* **WORK TO BE COMPLETED**
Which lines have the string "ministra"? Copy all of them from the entries below.

* **LISTING**
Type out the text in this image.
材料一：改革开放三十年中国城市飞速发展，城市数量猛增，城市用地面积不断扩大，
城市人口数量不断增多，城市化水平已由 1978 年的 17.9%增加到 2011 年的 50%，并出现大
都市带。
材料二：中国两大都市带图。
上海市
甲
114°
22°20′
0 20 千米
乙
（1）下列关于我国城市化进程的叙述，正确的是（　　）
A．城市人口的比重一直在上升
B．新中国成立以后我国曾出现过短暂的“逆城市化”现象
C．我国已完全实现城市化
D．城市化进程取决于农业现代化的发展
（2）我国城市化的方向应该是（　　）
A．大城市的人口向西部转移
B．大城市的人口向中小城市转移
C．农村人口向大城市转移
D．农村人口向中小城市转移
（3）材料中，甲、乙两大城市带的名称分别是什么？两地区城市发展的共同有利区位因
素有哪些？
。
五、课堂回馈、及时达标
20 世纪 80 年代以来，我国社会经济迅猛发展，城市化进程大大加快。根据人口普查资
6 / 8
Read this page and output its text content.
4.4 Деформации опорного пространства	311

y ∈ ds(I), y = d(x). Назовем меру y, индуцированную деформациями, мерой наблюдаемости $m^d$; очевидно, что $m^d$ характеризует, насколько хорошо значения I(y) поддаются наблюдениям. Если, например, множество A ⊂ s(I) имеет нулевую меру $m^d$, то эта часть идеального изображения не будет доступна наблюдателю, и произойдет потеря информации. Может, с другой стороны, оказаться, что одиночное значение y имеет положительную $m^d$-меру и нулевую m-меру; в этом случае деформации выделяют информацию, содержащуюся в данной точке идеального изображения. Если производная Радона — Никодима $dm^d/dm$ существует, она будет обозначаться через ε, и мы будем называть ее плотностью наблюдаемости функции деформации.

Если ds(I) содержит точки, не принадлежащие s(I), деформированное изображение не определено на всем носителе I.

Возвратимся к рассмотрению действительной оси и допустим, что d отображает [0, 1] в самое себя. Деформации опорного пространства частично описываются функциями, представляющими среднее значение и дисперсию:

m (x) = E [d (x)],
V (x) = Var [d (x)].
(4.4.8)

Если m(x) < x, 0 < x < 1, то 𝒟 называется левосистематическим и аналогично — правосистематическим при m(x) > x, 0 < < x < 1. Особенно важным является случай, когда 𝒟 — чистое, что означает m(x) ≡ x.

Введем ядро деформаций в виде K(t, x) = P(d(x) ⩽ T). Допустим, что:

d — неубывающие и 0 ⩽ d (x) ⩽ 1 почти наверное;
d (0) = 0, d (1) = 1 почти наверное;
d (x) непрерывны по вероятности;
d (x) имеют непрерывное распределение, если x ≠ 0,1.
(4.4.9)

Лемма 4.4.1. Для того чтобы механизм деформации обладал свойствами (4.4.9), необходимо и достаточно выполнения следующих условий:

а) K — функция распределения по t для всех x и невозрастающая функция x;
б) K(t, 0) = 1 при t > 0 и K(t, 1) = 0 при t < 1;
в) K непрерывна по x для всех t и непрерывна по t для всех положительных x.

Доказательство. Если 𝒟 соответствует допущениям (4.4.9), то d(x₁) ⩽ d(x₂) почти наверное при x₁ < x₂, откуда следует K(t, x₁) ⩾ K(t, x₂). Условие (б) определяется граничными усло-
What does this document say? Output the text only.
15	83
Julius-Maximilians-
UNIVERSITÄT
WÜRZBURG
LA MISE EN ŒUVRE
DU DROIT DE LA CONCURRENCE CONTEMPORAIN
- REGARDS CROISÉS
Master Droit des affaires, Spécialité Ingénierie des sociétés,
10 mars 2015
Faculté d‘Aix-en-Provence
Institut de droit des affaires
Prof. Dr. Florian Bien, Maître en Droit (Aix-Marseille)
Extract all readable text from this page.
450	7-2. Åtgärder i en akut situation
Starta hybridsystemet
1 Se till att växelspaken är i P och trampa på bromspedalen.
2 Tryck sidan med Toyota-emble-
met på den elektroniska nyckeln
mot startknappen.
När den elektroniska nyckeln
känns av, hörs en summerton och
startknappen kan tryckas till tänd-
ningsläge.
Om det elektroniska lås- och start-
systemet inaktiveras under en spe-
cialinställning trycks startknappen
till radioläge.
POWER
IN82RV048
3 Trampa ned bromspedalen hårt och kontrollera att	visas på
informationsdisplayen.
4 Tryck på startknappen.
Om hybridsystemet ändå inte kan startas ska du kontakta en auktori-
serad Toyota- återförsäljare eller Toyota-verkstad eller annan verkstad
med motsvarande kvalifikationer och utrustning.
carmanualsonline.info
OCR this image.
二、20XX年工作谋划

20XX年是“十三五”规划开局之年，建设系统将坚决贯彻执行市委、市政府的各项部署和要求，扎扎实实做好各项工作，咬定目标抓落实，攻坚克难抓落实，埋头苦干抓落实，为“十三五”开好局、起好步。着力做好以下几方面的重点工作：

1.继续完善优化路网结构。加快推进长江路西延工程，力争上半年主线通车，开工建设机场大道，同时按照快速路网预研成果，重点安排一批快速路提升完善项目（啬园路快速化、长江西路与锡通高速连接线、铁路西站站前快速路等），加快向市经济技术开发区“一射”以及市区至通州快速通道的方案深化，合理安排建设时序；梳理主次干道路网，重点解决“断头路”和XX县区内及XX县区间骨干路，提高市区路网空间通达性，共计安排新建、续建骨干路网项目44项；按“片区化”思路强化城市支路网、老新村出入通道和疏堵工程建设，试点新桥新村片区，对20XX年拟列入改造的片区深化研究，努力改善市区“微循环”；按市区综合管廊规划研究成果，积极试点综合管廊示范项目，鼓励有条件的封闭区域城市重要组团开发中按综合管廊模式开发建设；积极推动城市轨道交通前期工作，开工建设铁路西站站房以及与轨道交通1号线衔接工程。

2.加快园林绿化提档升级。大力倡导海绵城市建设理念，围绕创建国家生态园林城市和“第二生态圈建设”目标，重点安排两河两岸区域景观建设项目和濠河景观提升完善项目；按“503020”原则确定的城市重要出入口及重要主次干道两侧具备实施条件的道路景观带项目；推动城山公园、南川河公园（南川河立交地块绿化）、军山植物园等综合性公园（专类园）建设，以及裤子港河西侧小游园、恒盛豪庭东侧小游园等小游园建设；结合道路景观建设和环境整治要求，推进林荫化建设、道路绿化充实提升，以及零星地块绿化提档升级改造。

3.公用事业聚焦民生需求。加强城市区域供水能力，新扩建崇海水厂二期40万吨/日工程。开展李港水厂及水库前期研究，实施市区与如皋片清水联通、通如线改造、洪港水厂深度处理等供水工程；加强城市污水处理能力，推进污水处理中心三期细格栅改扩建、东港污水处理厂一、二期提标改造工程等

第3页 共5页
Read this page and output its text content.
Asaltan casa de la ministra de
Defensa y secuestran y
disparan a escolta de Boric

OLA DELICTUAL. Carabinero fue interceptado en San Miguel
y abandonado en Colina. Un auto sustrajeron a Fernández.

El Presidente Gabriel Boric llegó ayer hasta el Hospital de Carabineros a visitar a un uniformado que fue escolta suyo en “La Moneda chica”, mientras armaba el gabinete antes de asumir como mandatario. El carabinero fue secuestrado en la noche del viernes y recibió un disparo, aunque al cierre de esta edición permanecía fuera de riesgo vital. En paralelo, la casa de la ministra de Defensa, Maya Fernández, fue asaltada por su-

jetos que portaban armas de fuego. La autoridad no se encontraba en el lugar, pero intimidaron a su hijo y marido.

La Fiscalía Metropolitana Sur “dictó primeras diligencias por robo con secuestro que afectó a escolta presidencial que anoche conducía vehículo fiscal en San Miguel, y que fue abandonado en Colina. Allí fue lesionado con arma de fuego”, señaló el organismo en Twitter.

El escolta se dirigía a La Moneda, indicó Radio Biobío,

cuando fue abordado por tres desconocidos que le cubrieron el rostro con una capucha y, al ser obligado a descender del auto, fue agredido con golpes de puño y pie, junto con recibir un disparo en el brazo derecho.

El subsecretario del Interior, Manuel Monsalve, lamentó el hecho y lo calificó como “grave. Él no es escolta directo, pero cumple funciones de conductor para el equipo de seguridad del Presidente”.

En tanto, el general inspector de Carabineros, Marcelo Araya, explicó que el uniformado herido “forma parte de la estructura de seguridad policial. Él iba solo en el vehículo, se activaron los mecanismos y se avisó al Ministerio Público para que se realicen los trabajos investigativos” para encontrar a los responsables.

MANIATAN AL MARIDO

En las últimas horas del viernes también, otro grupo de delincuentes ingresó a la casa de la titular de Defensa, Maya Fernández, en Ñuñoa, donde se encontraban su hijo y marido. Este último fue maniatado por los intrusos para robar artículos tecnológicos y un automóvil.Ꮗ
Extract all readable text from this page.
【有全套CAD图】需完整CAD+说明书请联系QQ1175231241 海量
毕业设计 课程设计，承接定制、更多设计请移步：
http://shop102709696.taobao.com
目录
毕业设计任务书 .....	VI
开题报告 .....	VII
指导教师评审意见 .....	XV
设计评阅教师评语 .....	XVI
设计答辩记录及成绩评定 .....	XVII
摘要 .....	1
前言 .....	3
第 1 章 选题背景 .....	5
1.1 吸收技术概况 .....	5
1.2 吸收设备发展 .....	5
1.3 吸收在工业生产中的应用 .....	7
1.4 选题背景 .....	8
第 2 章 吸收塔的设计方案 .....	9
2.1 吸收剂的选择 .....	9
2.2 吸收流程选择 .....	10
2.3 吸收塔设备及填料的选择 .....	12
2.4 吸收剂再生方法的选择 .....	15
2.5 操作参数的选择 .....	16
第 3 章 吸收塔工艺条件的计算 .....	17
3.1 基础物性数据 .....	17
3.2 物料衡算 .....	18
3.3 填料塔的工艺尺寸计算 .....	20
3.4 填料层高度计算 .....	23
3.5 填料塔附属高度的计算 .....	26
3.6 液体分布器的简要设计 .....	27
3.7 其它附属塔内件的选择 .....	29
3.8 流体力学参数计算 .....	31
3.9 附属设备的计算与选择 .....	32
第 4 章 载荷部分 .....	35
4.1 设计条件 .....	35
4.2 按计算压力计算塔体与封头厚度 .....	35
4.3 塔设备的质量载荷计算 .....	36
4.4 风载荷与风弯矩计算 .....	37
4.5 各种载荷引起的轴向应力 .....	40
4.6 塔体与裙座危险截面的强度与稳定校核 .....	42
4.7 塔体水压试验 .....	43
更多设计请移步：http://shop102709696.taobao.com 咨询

* **RESULT OF THE EXERCISE**
Asaltan casa de la ministra de
El Presidente Gabriel Boric llegó ayer hasta el Hospital de Carabineros a visitar a un uniformado que fue escolta suyo en “La Moneda chica”, mientras armaba el gabinete antes de asumir como mandatario. El carabinero fue secuestrado en la noche del viernes y recibió un disparo, aunque al cierre de esta edición permanecía fuera de riesgo vital. En paralelo, la casa de la ministra de Defensa, Maya Fernández, fue asaltada por su-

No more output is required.